• [Directions]
Compute how many lines in the entries below contain "name", and output nothing but the number.
Begin
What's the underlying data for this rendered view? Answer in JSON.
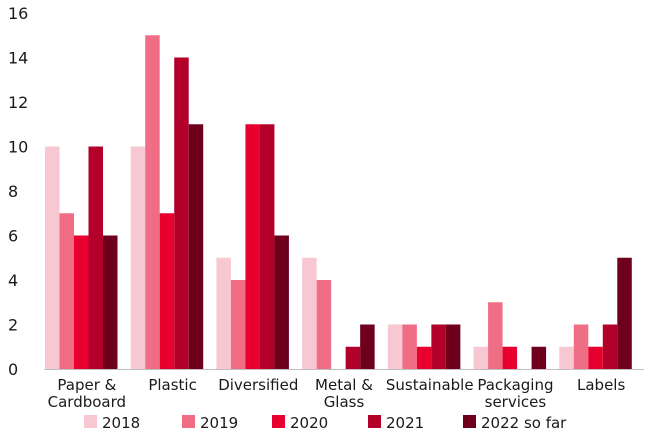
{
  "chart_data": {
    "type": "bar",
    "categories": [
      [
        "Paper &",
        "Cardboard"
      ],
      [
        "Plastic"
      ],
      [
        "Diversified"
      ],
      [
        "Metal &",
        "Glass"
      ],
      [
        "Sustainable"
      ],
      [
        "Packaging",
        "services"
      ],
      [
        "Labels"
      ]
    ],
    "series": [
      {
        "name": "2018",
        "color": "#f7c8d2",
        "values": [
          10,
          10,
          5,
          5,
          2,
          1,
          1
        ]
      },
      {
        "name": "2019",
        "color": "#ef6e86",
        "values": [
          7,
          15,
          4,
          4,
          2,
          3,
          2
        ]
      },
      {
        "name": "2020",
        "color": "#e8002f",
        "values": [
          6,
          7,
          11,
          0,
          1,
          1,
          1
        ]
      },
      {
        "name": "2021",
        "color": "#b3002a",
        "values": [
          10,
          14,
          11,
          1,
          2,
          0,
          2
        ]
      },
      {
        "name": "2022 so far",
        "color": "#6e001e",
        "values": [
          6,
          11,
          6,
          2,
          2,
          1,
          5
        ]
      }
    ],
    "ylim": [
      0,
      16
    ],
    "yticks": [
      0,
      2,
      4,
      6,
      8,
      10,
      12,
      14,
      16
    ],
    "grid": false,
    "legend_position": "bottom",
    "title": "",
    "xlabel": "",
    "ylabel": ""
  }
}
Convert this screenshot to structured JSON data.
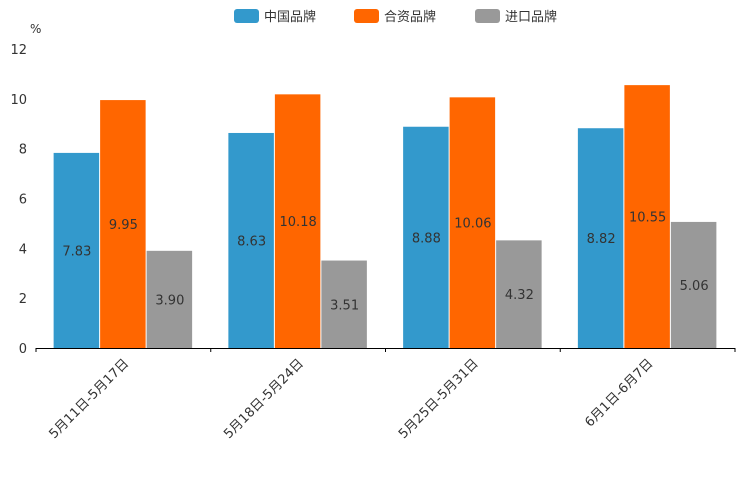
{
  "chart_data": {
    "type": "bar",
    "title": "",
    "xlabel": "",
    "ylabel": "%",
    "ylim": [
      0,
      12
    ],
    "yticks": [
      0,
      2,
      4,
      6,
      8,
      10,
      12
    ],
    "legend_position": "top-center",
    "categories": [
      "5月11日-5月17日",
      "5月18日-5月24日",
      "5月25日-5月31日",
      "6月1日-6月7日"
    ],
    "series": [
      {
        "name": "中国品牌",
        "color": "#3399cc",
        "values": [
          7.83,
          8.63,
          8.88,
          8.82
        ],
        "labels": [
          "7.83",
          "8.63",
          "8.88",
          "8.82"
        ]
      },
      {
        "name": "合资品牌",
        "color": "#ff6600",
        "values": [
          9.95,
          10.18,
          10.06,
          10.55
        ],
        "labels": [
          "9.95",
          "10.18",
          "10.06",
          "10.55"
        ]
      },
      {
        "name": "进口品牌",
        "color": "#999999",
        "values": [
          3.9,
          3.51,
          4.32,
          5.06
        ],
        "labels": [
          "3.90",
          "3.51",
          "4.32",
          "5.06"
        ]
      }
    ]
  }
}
End
• [The reply]
8